(begin)

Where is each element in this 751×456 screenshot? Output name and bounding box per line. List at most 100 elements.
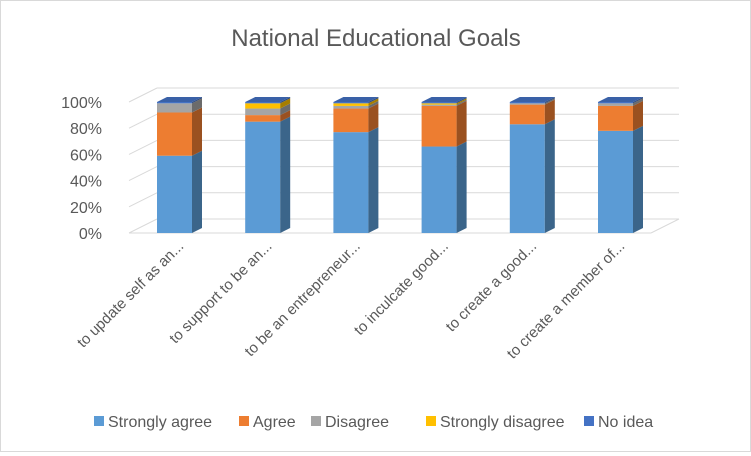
legend-item: Agree	[239, 414, 296, 431]
x-tick-label: to create a good...	[443, 238, 541, 336]
bar-front	[421, 105, 457, 147]
bar-side	[544, 98, 555, 105]
gridline-diagonal	[128, 113, 158, 129]
legend-label: Strongly disagree	[440, 414, 565, 431]
bar-segment	[598, 98, 643, 106]
bar-segment	[333, 127, 379, 233]
y-tick-label: 20%	[70, 200, 102, 217]
bar-front	[333, 108, 369, 133]
floor-edge	[650, 218, 680, 234]
bar-front	[509, 124, 545, 233]
y-tick-label: 100%	[61, 95, 102, 112]
bar-side	[280, 116, 291, 233]
legend-item: Strongly agree	[94, 414, 212, 431]
gridline-diagonal	[128, 139, 158, 155]
bar-side	[456, 98, 467, 105]
gridline-diagonal	[128, 192, 158, 208]
bar-segment	[509, 98, 555, 105]
bar-side	[280, 98, 291, 109]
bar-segment	[333, 100, 379, 109]
x-axis-tick-labels: to update self as an...to support to be …	[74, 238, 628, 363]
bar-segment	[245, 98, 291, 109]
legend-label: Strongly agree	[108, 414, 212, 431]
bar-segment	[598, 100, 643, 131]
bars	[157, 97, 643, 233]
y-tick-label: 40%	[70, 174, 102, 191]
bar-front	[245, 102, 281, 104]
y-tick-label: 80%	[70, 121, 102, 138]
bar-segment	[333, 103, 379, 133]
legend-label: Agree	[253, 414, 296, 431]
bar-top	[245, 97, 291, 102]
bar-front	[245, 108, 281, 116]
bar-side	[456, 100, 467, 147]
gridlines	[128, 87, 680, 234]
y-tick-label: 0%	[79, 226, 102, 243]
bar-segment	[421, 98, 467, 105]
bar-segment	[598, 125, 643, 233]
gridline-diagonal	[128, 218, 158, 234]
bar-front	[509, 102, 545, 104]
gridline-diagonal	[128, 166, 158, 182]
bar-segment	[157, 107, 202, 156]
bar-side	[633, 125, 643, 233]
bar-top	[509, 97, 555, 102]
bar-side	[368, 97, 379, 104]
bar-side	[456, 141, 467, 233]
bar-front	[598, 102, 633, 104]
bar-top	[157, 97, 202, 102]
bar-front	[333, 102, 369, 104]
bar-side	[368, 103, 379, 133]
legend-swatch	[311, 416, 321, 426]
bar-top	[333, 97, 379, 102]
bar-side	[544, 99, 555, 125]
bar-segment	[333, 98, 379, 106]
legend-item: No idea	[584, 414, 653, 431]
bar-segment	[245, 110, 291, 122]
bar-side	[456, 97, 467, 104]
bar-front	[245, 103, 281, 109]
bar-side	[280, 110, 291, 122]
bar-segment	[245, 97, 291, 104]
bar-front	[598, 103, 633, 106]
bar-front	[157, 102, 192, 104]
gridline-diagonal	[128, 87, 158, 103]
bar-segment	[421, 100, 467, 147]
y-tick-label: 60%	[70, 147, 102, 164]
bar-segment	[245, 103, 291, 116]
bar-segment	[157, 97, 202, 104]
legend-swatch	[239, 416, 249, 426]
bar-front	[598, 130, 633, 233]
bar-side	[544, 119, 555, 233]
bar-front	[421, 146, 457, 233]
legend: Strongly agree Agree Disagree Strongly disa…	[94, 414, 653, 431]
bar-segment	[421, 141, 467, 233]
bar-segment	[157, 98, 202, 113]
bar-front	[245, 121, 281, 233]
legend-item: Disagree	[311, 414, 389, 431]
bar-front	[598, 105, 633, 131]
bar-segment	[509, 99, 555, 125]
bar-front	[157, 155, 192, 233]
bar-segment	[421, 97, 467, 104]
bar-front	[333, 132, 369, 233]
bar-side	[633, 98, 643, 106]
bar-front	[509, 103, 545, 105]
bar-side	[633, 97, 643, 104]
bar-front	[421, 104, 457, 106]
bar-side	[368, 98, 379, 106]
bar-front	[509, 104, 545, 125]
bar-front	[157, 112, 192, 156]
bar-front	[333, 105, 369, 109]
legend-swatch	[584, 416, 594, 426]
bar-top	[421, 97, 467, 102]
legend-swatch	[426, 416, 436, 426]
bar-side	[633, 100, 643, 131]
bar-segment	[421, 99, 467, 106]
legend-item: Strongly disagree	[426, 414, 565, 431]
bar-side	[192, 150, 202, 233]
bar-front	[333, 103, 369, 106]
legend-swatch	[94, 416, 104, 426]
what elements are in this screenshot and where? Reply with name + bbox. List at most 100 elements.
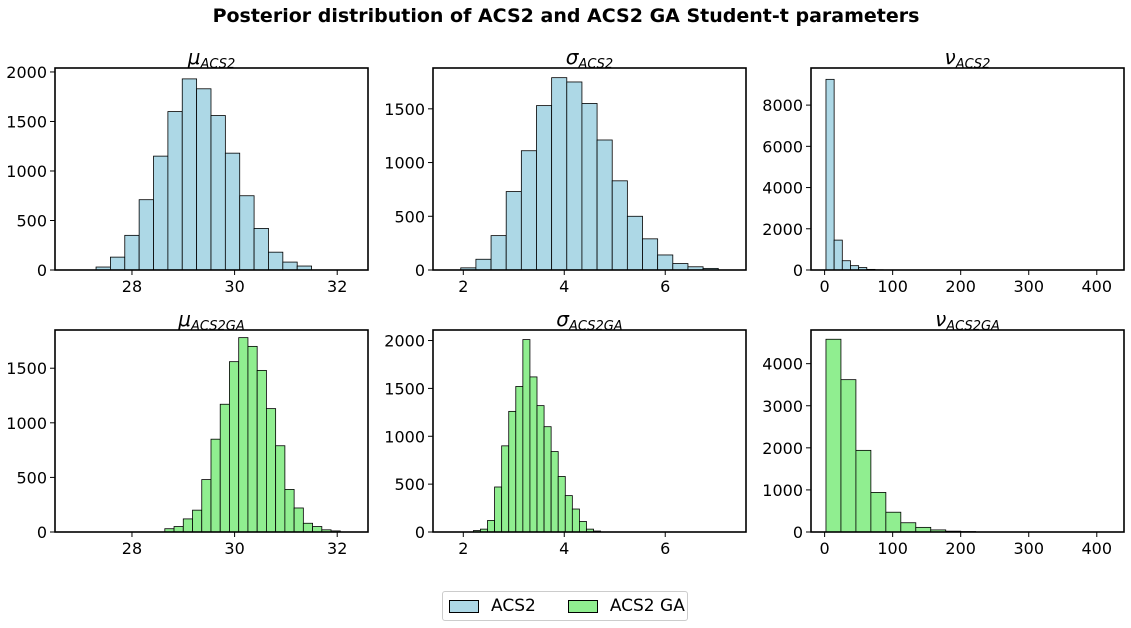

(end)

Count the lines in the entries above that contain the string "item", and reply with only that number.

5